## WHAT TO PRODUCE
Take each line containing "assigned" and report it exactly as written.

## DATA SECTION
[START]
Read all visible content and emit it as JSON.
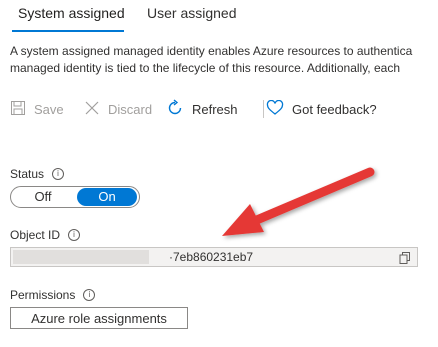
{
  "tabs": [
    {
      "label": "System assigned",
      "active": true
    },
    {
      "label": "User assigned",
      "active": false
    }
  ],
  "description": {
    "line1": "A system assigned managed identity enables Azure resources to authentica",
    "line2": "managed identity is tied to the lifecycle of this resource. Additionally, each"
  },
  "toolbar": {
    "save_label": "Save",
    "discard_label": "Discard",
    "refresh_label": "Refresh",
    "feedback_label": "Got feedback?"
  },
  "status": {
    "label": "Status",
    "off_label": "Off",
    "on_label": "On",
    "value": "On"
  },
  "object_id": {
    "label": "Object ID",
    "value_visible": "·7eb860231eb7"
  },
  "permissions": {
    "label": "Permissions",
    "button_label": "Azure role assignments"
  },
  "colors": {
    "accent": "#0078d4",
    "annotation_arrow": "#e53935"
  },
  "icons": [
    "save-icon",
    "discard-icon",
    "refresh-icon",
    "heart-icon",
    "info-icon",
    "copy-icon",
    "annotation-arrow"
  ]
}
[END]
## RIGHT ANSWER
      "label": "System assigned",
      "label": "User assigned",
    "line1": "A system assigned managed identity enables Azure resources to authentica",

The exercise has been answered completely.